- SET TASK -
Repeat the material verbatim and drop the pictures.

- PROVIDED INFORMATION -
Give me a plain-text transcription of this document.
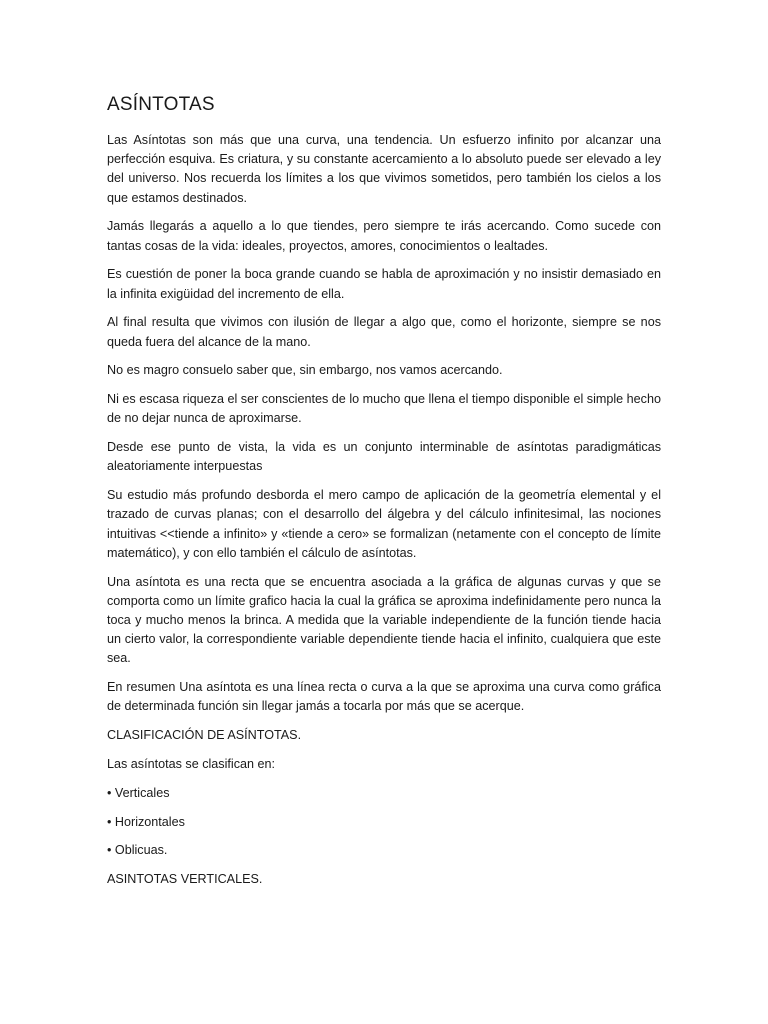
ASÍNTOTAS

Las Asíntotas son más que una curva, una tendencia. Un esfuerzo infinito por alcanzar una perfección esquiva. Es criatura, y su constante acercamiento a lo absoluto puede ser elevado a ley del universo. Nos recuerda los límites a los que vivimos sometidos, pero también los cielos a los que estamos destinados.

Jamás llegarás a aquello a lo que tiendes, pero siempre te irás acercando. Como sucede con tantas cosas de la vida: ideales, proyectos, amores, conocimientos o lealtades.

Es cuestión de poner la boca grande cuando se habla de aproximación y no insistir demasiado en la infinita exigüidad del incremento de ella.

Al final resulta que vivimos con ilusión de llegar a algo que, como el horizonte, siempre se nos queda fuera del alcance de la mano.

No es magro consuelo saber que, sin embargo, nos vamos acercando.

Ni es escasa riqueza el ser conscientes de lo mucho que llena el tiempo disponible el simple hecho de no dejar nunca de aproximarse.

Desde ese punto de vista, la vida es un conjunto interminable de asíntotas paradigmáticas aleatoriamente interpuestas

Su estudio más profundo desborda el mero campo de aplicación de la geometría elemental y el trazado de curvas planas; con el desarrollo del álgebra y del cálculo infinitesimal, las nociones intuitivas <<tiende a infinito» y «tiende a cero» se formalizan (netamente con el concepto de límite matemático), y con ello también el cálculo de asíntotas.

Una asíntota es una recta que se encuentra asociada a la gráfica de algunas curvas y que se comporta como un límite grafico hacia la cual la gráfica se aproxima indefinidamente pero nunca la toca y mucho menos la brinca. A medida que la variable independiente de la función tiende hacia un cierto valor, la correspondiente variable dependiente tiende hacia el infinito, cualquiera que este sea.

En resumen Una asíntota es una línea recta o curva a la que se aproxima una curva como gráfica de determinada función sin llegar jamás a tocarla por más que se acerque.

CLASIFICACIÓN DE ASÍNTOTAS.

Las asíntotas se clasifican en:

• Verticales

• Horizontales

• Oblicuas.

ASINTOTAS VERTICALES.
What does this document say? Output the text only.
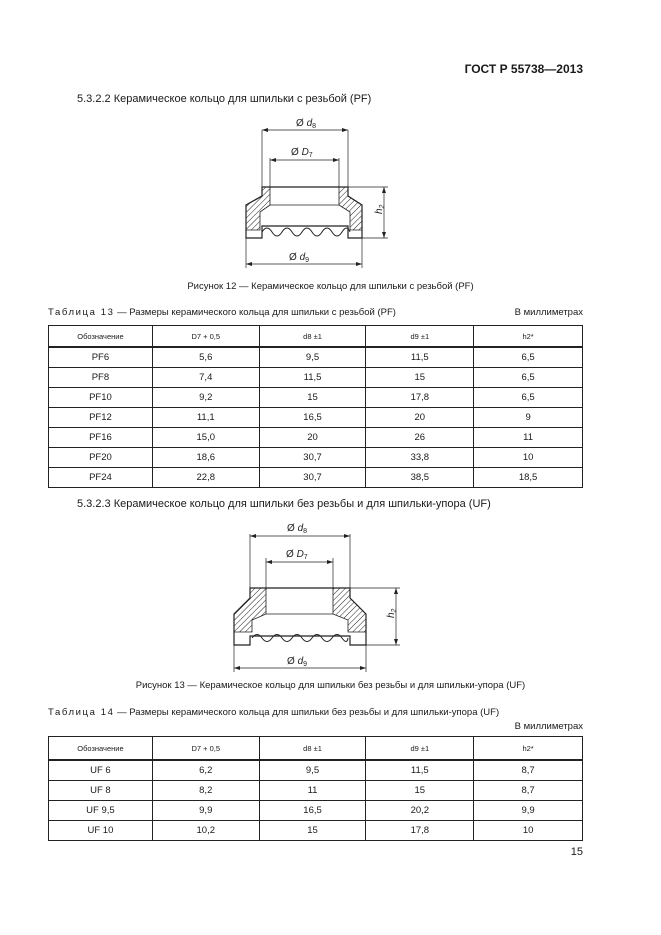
ГОСТ Р 55738—2013
5.3.2.2 Керамическое кольцо для шпильки с резьбой (PF)
Ø $d_8$
Ø $D_7$
$h_2$
Ø $d_9$
Рисунок 12 — Керамическое кольцо для шпильки с резьбой (PF)
Таблица 13 — Размеры керамического кольца для шпильки с резьбой (PF)	В миллиметрах
Обозначение	D7 + 0,5	d8 ±1	d9 ±1	h2*
PF6	5,6	9,5	11,5	6,5
PF8	7,4	11,5	15	6,5
PF10	9,2	15	17,8	6,5
PF12	11,1	16,5	20	9
PF16	15,0	20	26	11
PF20	18,6	30,7	33,8	10
PF24	22,8	30,7	38,5	18,5
5.3.2.3 Керамическое кольцо для шпильки без резьбы и для шпильки-упора (UF)
Ø $d_8$
Ø $D_7$
$h_2$
Ø $d_9$
Рисунок 13 — Керамическое кольцо для шпильки без резьбы и для шпильки-упора (UF)
Таблица 14 — Размеры керамического кольца для шпильки без резьбы и для шпильки-упора (UF)
В миллиметрах
Обозначение	D7 + 0,5	d8 ±1	d9 ±1	h2*
UF 6	6,2	9,5	11,5	8,7
UF 8	8,2	11	15	8,7
UF 9,5	9,9	16,5	20,2	9,9
UF 10	10,2	15	17,8	10
15
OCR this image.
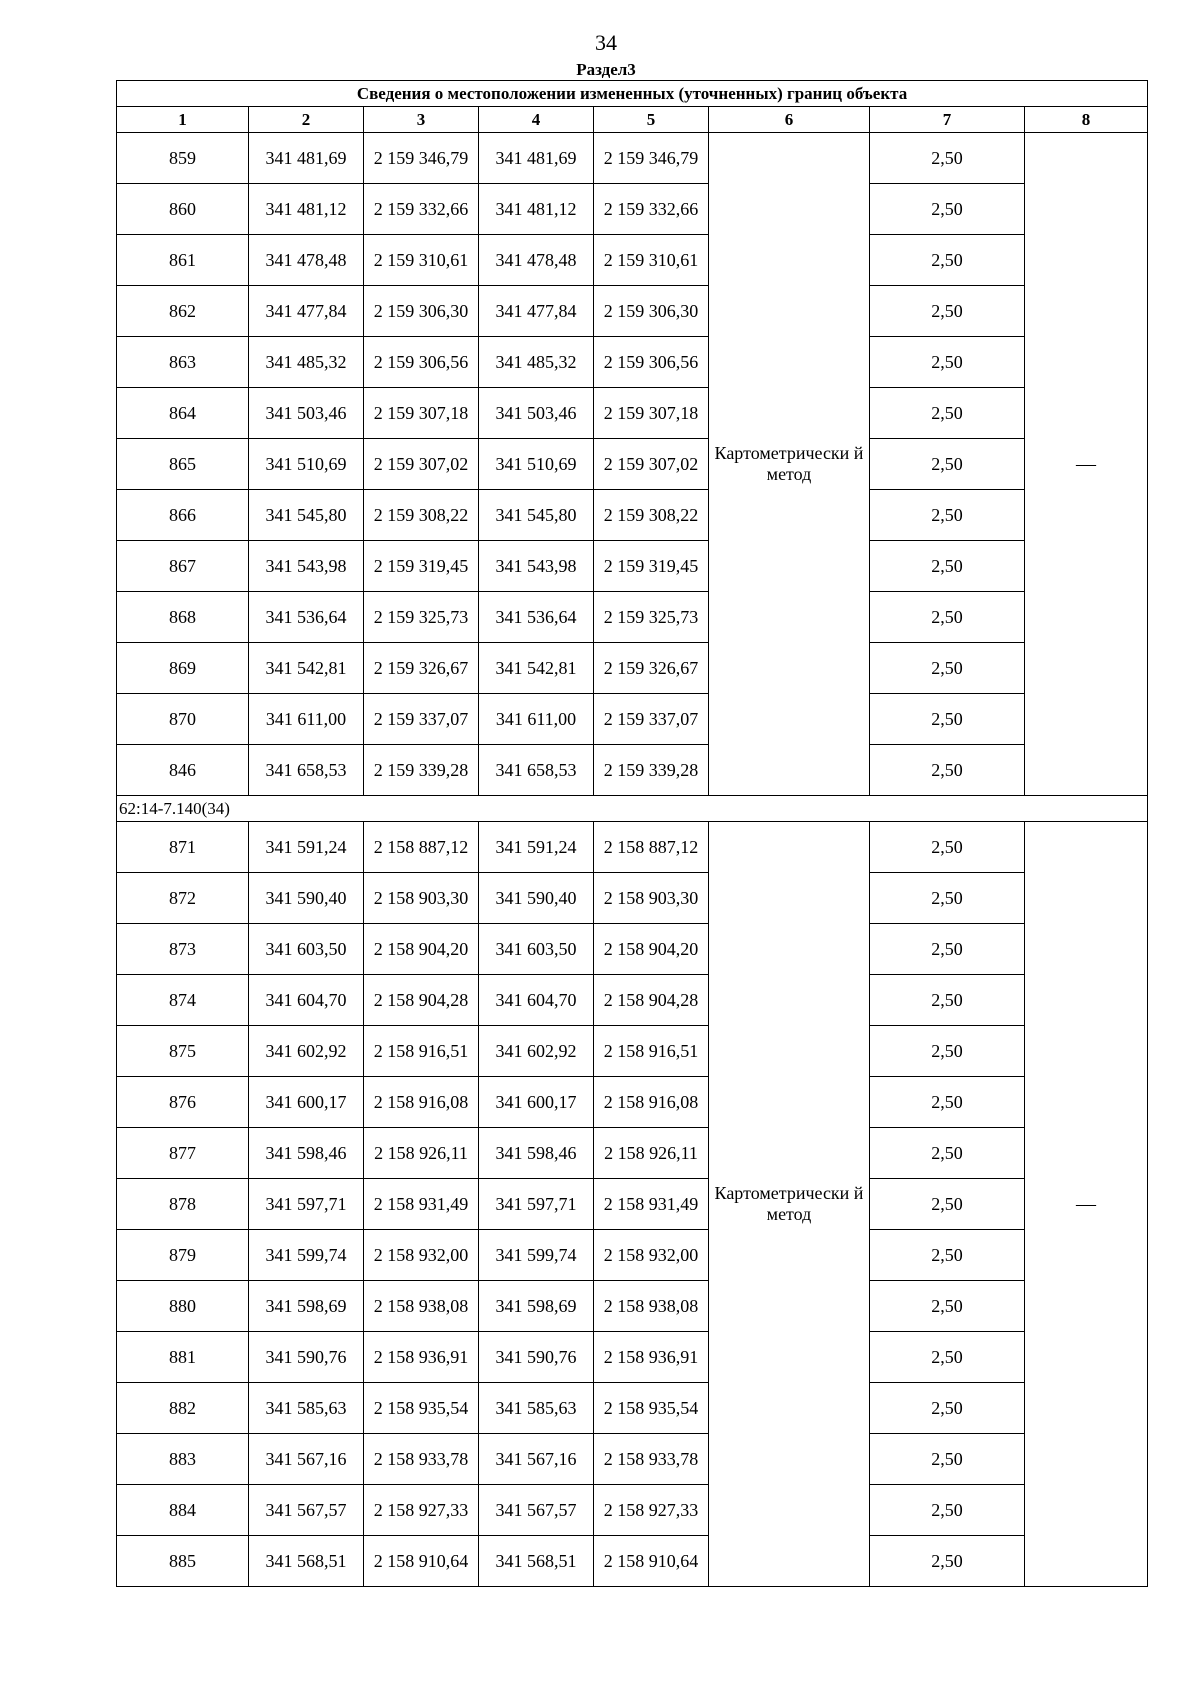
34
Раздел3
Сведения о местоположении измененных (уточненных) границ объекта							
1	2	3	4	5	6	7	8
859	341 481,69	2 159 346,79	341 481,69	2 159 346,79	Картометрически й метод	2,50	—
860	341 481,12	2 159 332,66	341 481,12	2 159 332,66		2,50	
861	341 478,48	2 159 310,61	341 478,48	2 159 310,61		2,50	
862	341 477,84	2 159 306,30	341 477,84	2 159 306,30		2,50	
863	341 485,32	2 159 306,56	341 485,32	2 159 306,56		2,50	
864	341 503,46	2 159 307,18	341 503,46	2 159 307,18		2,50	
865	341 510,69	2 159 307,02	341 510,69	2 159 307,02		2,50	
866	341 545,80	2 159 308,22	341 545,80	2 159 308,22		2,50	
867	341 543,98	2 159 319,45	341 543,98	2 159 319,45		2,50	
868	341 536,64	2 159 325,73	341 536,64	2 159 325,73		2,50	
869	341 542,81	2 159 326,67	341 542,81	2 159 326,67		2,50	
870	341 611,00	2 159 337,07	341 611,00	2 159 337,07		2,50	
846	341 658,53	2 159 339,28	341 658,53	2 159 339,28		2,50	
62:14-7.140(34)							
871	341 591,24	2 158 887,12	341 591,24	2 158 887,12	Картометрически й метод	2,50	—
872	341 590,40	2 158 903,30	341 590,40	2 158 903,30		2,50	
873	341 603,50	2 158 904,20	341 603,50	2 158 904,20		2,50	
874	341 604,70	2 158 904,28	341 604,70	2 158 904,28		2,50	
875	341 602,92	2 158 916,51	341 602,92	2 158 916,51		2,50	
876	341 600,17	2 158 916,08	341 600,17	2 158 916,08		2,50	
877	341 598,46	2 158 926,11	341 598,46	2 158 926,11		2,50	
878	341 597,71	2 158 931,49	341 597,71	2 158 931,49		2,50	
879	341 599,74	2 158 932,00	341 599,74	2 158 932,00		2,50	
880	341 598,69	2 158 938,08	341 598,69	2 158 938,08		2,50	
881	341 590,76	2 158 936,91	341 590,76	2 158 936,91		2,50	
882	341 585,63	2 158 935,54	341 585,63	2 158 935,54		2,50	
883	341 567,16	2 158 933,78	341 567,16	2 158 933,78		2,50	
884	341 567,57	2 158 927,33	341 567,57	2 158 927,33		2,50	
885	341 568,51	2 158 910,64	341 568,51	2 158 910,64		2,50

- WRITTEN SOLUTION -
Give me a plain-text transcription of this document.
ASÍNTOTAS

Las Asíntotas son más que una curva, una tendencia. Un esfuerzo infinito por alcanzar una perfección esquiva. Es criatura, y su constante acercamiento a lo absoluto puede ser elevado a ley del universo. Nos recuerda los límites a los que vivimos sometidos, pero también los cielos a los que estamos destinados.

Jamás llegarás a aquello a lo que tiendes, pero siempre te irás acercando. Como sucede con tantas cosas de la vida: ideales, proyectos, amores, conocimientos o lealtades.

Es cuestión de poner la boca grande cuando se habla de aproximación y no insistir demasiado en la infinita exigüidad del incremento de ella.

Al final resulta que vivimos con ilusión de llegar a algo que, como el horizonte, siempre se nos queda fuera del alcance de la mano.

No es magro consuelo saber que, sin embargo, nos vamos acercando.

Ni es escasa riqueza el ser conscientes de lo mucho que llena el tiempo disponible el simple hecho de no dejar nunca de aproximarse.

Desde ese punto de vista, la vida es un conjunto interminable de asíntotas paradigmáticas aleatoriamente interpuestas

Su estudio más profundo desborda el mero campo de aplicación de la geometría elemental y el trazado de curvas planas; con el desarrollo del álgebra y del cálculo infinitesimal, las nociones intuitivas <<tiende a infinito» y «tiende a cero» se formalizan (netamente con el concepto de límite matemático), y con ello también el cálculo de asíntotas.

Una asíntota es una recta que se encuentra asociada a la gráfica de algunas curvas y que se comporta como un límite grafico hacia la cual la gráfica se aproxima indefinidamente pero nunca la toca y mucho menos la brinca. A medida que la variable independiente de la función tiende hacia un cierto valor, la correspondiente variable dependiente tiende hacia el infinito, cualquiera que este sea.

En resumen Una asíntota es una línea recta o curva a la que se aproxima una curva como gráfica de determinada función sin llegar jamás a tocarla por más que se acerque.

CLASIFICACIÓN DE ASÍNTOTAS.

Las asíntotas se clasifican en:

• Verticales

• Horizontales

• Oblicuas.

ASINTOTAS VERTICALES.
What does this document say? Output the text only.
ГОСТ Р 55738—2013
5.3.2.2 Керамическое кольцо для шпильки с резьбой (PF)
Ø $d_8$
Ø $D_7$
$h_2$
Ø $d_9$
Рисунок 12 — Керамическое кольцо для шпильки с резьбой (PF)
Таблица 13 — Размеры керамического кольца для шпильки с резьбой (PF)	В миллиметрах
Обозначение	D7 + 0,5	d8 ±1	d9 ±1	h2*
PF6	5,6	9,5	11,5	6,5
PF8	7,4	11,5	15	6,5
PF10	9,2	15	17,8	6,5
PF12	11,1	16,5	20	9
PF16	15,0	20	26	11
PF20	18,6	30,7	33,8	10
PF24	22,8	30,7	38,5	18,5
5.3.2.3 Керамическое кольцо для шпильки без резьбы и для шпильки-упора (UF)
Ø $d_8$
Ø $D_7$
$h_2$
Ø $d_9$
Рисунок 13 — Керамическое кольцо для шпильки без резьбы и для шпильки-упора (UF)
Таблица 14 — Размеры керамического кольца для шпильки без резьбы и для шпильки-упора (UF)
В миллиметрах
Обозначение	D7 + 0,5	d8 ±1	d9 ±1	h2*
UF 6	6,2	9,5	11,5	8,7
UF 8	8,2	11	15	8,7
UF 9,5	9,9	16,5	20,2	9,9
UF 10	10,2	15	17,8	10
15
OCR this image.
34
Раздел3
Сведения о местоположении измененных (уточненных) границ объекта							
1	2	3	4	5	6	7	8
859	341 481,69	2 159 346,79	341 481,69	2 159 346,79	Картометрически й метод	2,50	—
860	341 481,12	2 159 332,66	341 481,12	2 159 332,66		2,50	
861	341 478,48	2 159 310,61	341 478,48	2 159 310,61		2,50	
862	341 477,84	2 159 306,30	341 477,84	2 159 306,30		2,50	
863	341 485,32	2 159 306,56	341 485,32	2 159 306,56		2,50	
864	341 503,46	2 159 307,18	341 503,46	2 159 307,18		2,50	
865	341 510,69	2 159 307,02	341 510,69	2 159 307,02		2,50	
866	341 545,80	2 159 308,22	341 545,80	2 159 308,22		2,50	
867	341 543,98	2 159 319,45	341 543,98	2 159 319,45		2,50	
868	341 536,64	2 159 325,73	341 536,64	2 159 325,73		2,50	
869	341 542,81	2 159 326,67	341 542,81	2 159 326,67		2,50	
870	341 611,00	2 159 337,07	341 611,00	2 159 337,07		2,50	
846	341 658,53	2 159 339,28	341 658,53	2 159 339,28		2,50	
62:14-7.140(34)							
871	341 591,24	2 158 887,12	341 591,24	2 158 887,12	Картометрически й метод	2,50	—
872	341 590,40	2 158 903,30	341 590,40	2 158 903,30		2,50	
873	341 603,50	2 158 904,20	341 603,50	2 158 904,20		2,50	
874	341 604,70	2 158 904,28	341 604,70	2 158 904,28		2,50	
875	341 602,92	2 158 916,51	341 602,92	2 158 916,51		2,50	
876	341 600,17	2 158 916,08	341 600,17	2 158 916,08		2,50	
877	341 598,46	2 158 926,11	341 598,46	2 158 926,11		2,50	
878	341 597,71	2 158 931,49	341 597,71	2 158 931,49		2,50	
879	341 599,74	2 158 932,00	341 599,74	2 158 932,00		2,50	
880	341 598,69	2 158 938,08	341 598,69	2 158 938,08		2,50	
881	341 590,76	2 158 936,91	341 590,76	2 158 936,91		2,50	
882	341 585,63	2 158 935,54	341 585,63	2 158 935,54		2,50	
883	341 567,16	2 158 933,78	341 567,16	2 158 933,78		2,50	
884	341 567,57	2 158 927,33	341 567,57	2 158 927,33		2,50	
885	341 568,51	2 158 910,64	341 568,51	2 158 910,64		2,50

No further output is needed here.